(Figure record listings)
»»
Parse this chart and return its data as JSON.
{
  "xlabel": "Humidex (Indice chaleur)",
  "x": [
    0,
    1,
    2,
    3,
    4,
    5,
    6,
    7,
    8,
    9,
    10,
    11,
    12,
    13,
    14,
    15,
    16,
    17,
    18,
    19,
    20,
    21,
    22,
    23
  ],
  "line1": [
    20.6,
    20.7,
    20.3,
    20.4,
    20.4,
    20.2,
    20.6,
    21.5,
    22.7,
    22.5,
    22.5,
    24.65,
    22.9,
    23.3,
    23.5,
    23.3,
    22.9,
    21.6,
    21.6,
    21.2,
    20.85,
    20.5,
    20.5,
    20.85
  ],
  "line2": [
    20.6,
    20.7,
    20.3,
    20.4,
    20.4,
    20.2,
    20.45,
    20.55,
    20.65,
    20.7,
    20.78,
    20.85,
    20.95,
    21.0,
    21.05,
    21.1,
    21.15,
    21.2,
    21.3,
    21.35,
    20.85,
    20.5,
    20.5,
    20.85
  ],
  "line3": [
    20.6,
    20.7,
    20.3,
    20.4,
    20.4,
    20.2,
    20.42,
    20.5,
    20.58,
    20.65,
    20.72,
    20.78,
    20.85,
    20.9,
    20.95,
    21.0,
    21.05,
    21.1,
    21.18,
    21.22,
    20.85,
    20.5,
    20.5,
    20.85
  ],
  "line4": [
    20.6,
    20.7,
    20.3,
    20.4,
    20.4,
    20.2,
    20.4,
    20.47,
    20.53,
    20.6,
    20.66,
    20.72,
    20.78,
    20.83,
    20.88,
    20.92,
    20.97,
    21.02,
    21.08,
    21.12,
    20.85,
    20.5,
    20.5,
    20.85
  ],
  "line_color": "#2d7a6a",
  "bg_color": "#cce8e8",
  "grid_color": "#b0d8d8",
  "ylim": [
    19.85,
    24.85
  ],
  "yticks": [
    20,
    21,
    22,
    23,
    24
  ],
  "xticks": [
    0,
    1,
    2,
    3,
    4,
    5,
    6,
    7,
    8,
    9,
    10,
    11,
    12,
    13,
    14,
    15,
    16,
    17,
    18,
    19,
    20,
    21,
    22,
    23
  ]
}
««
_Your instructions_
Write out all the data again, exactly as it appears.

_Task answer_
Parse this chart and return its data as JSON.
{
  "xlabel": "Humidex (Indice chaleur)",
  "x": [
    0,
    1,
    2,
    3,
    4,
    5,
    6,
    7,
    8,
    9,
    10,
    11,
    12,
    13,
    14,
    15,
    16,
    17,
    18,
    19,
    20,
    21,
    22,
    23
  ],
  "line1": [
    20.6,
    20.7,
    20.3,
    20.4,
    20.4,
    20.2,
    20.6,
    21.5,
    22.7,
    22.5,
    22.5,
    24.65,
    22.9,
    23.3,
    23.5,
    23.3,
    22.9,
    21.6,
    21.6,
    21.2,
    20.85,
    20.5,
    20.5,
    20.85
  ],
  "line2": [
    20.6,
    20.7,
    20.3,
    20.4,
    20.4,
    20.2,
    20.45,
    20.55,
    20.65,
    20.7,
    20.78,
    20.85,
    20.95,
    21.0,
    21.05,
    21.1,
    21.15,
    21.2,
    21.3,
    21.35,
    20.85,
    20.5,
    20.5,
    20.85
  ],
  "line3": [
    20.6,
    20.7,
    20.3,
    20.4,
    20.4,
    20.2,
    20.42,
    20.5,
    20.58,
    20.65,
    20.72,
    20.78,
    20.85,
    20.9,
    20.95,
    21.0,
    21.05,
    21.1,
    21.18,
    21.22,
    20.85,
    20.5,
    20.5,
    20.85
  ],
  "line4": [
    20.6,
    20.7,
    20.3,
    20.4,
    20.4,
    20.2,
    20.4,
    20.47,
    20.53,
    20.6,
    20.66,
    20.72,
    20.78,
    20.83,
    20.88,
    20.92,
    20.97,
    21.02,
    21.08,
    21.12,
    20.85,
    20.5,
    20.5,
    20.85
  ],
  "line_color": "#2d7a6a",
  "bg_color": "#cce8e8",
  "grid_color": "#b0d8d8",
  "ylim": [
    19.85,
    24.85
  ],
  "yticks": [
    20,
    21,
    22,
    23,
    24
  ],
  "xticks": [
    0,
    1,
    2,
    3,
    4,
    5,
    6,
    7,
    8,
    9,
    10,
    11,
    12,
    13,
    14,
    15,
    16,
    17,
    18,
    19,
    20,
    21,
    22,
    23
  ]
}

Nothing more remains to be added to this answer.